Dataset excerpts
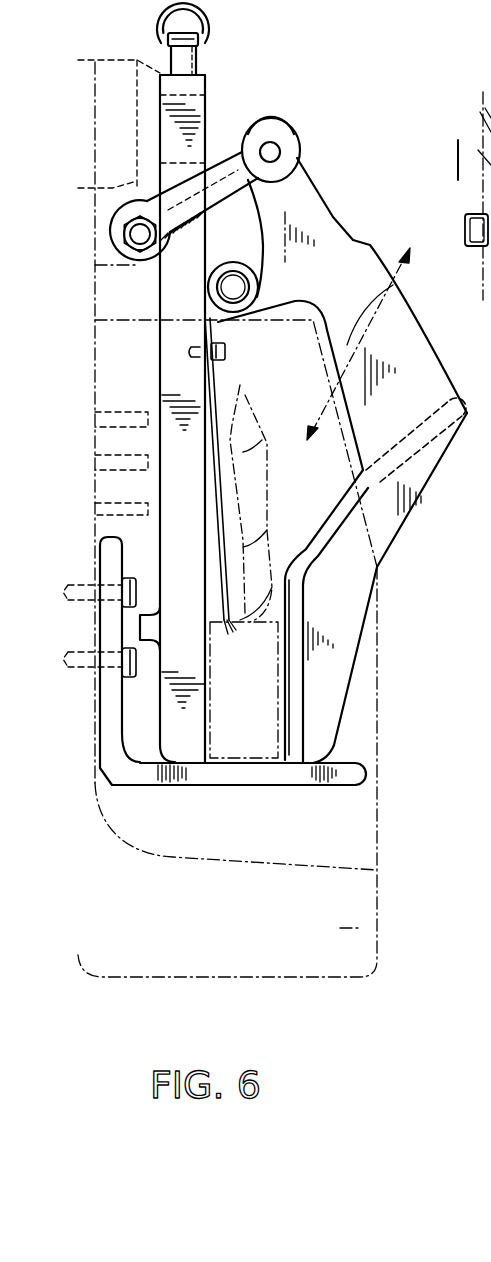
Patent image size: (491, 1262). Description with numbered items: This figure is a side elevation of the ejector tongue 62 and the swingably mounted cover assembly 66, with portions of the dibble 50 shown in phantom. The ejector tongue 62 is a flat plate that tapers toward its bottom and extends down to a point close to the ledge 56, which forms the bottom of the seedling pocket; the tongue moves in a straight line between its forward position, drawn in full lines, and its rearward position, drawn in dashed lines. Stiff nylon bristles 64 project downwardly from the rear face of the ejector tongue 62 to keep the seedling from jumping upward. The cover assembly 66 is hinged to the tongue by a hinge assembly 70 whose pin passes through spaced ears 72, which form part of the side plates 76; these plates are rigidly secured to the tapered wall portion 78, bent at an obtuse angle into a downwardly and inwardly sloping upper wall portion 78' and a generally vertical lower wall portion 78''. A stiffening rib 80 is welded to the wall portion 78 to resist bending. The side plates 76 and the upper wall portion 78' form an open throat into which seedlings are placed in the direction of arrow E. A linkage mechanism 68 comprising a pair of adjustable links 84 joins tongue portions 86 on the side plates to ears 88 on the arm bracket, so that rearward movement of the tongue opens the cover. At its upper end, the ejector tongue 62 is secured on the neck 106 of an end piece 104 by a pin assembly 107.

The dibble 50 is at (364, 928).
The ledge 56 is at (343, 773).
The ejector tongue 62 is at (178, 487).
The nylon bristles 64 is at (213, 402).
The cover assembly 66 is at (458, 529).
The linkage mechanism 68 is at (214, 207).
The hinge assembly 70 is at (233, 297).
The ears 72 is at (278, 297).
The side plates 76 is at (345, 254).
The wall portion 78 is at (349, 470).
The upper wall portion 78' is at (416, 398).
The lower wall portion 78'' is at (349, 671).
The stiffening rib 80 is at (388, 535).
The links 84 is at (137, 193).
The tongue portions 86 is at (300, 181).
The ear 88 is at (107, 241).
The end piece 104 is at (135, 60).
The neck 106 is at (207, 96).
The pin assembly 107 is at (199, 53).
The arrow E is at (414, 310).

Direction:
Give every line of the records above as a numbered list, skipping blank lines and leaving the pictures out.

Full answer:
1. Patent image size: (491, 1262). Description with numbered items: This figure is a side elevation of the ejector tongue 62 and the swingably mounted cover assembly 66, with portions of the dibble 50 shown in phantom. The ejector tongue 62 is a flat plate that tapers toward its bottom and extends down to a point close to the ledge 56, which forms the bottom of the seedling pocket; the tongue moves in a straight line between its forward position, drawn in full lines, and its rearward position, drawn in dashed lines. Stiff nylon bristles 64 project downwardly from the rear face of the ejector tongue 62 to keep the seedling from jumping upward. The cover assembly 66 is hinged to the tongue by a hinge assembly 70 whose pin passes through spaced ears 72, which form part of the side plates 76; these plates are rigidly secured to the tapered wall portion 78, bent at an obtuse angle into a downwardly and inwardly sloping upper wall portion 78' and a generally vertical lower wall portion 78''. A stiffening rib 80 is welded to the wall portion 78 to resist bending. The side plates 76 and the upper wall portion 78' form an open throat into which seedlings are placed in the direction of arrow E. A linkage mechanism 68 comprising a pair of adjustable links 84 joins tongue portions 86 on the side plates to ears 88 on the arm bracket, so that rearward movement of the tongue opens the cover. At its upper end, the ejector tongue 62 is secured on the neck 106 of an end piece 104 by a pin assembly 107.
2. The dibble 50 is at (364, 928).
3. The ledge 56 is at (343, 773).
4. The ejector tongue 62 is at (178, 487).
5. The nylon bristles 64 is at (213, 402).
6. The cover assembly 66 is at (458, 529).
7. The linkage mechanism 68 is at (214, 207).
8. The hinge assembly 70 is at (233, 297).
9. The ears 72 is at (278, 297).
10. The side plates 76 is at (345, 254).
11. The wall portion 78 is at (349, 470).
12. The upper wall portion 78' is at (416, 398).
13. The lower wall portion 78'' is at (349, 671).
14. The stiffening rib 80 is at (388, 535).
15. The links 84 is at (137, 193).
16. The tongue portions 86 is at (300, 181).
17. The ear 88 is at (107, 241).
18. The end piece 104 is at (135, 60).
19. The neck 106 is at (207, 96).
20. The pin assembly 107 is at (199, 53).
21. The arrow E is at (414, 310).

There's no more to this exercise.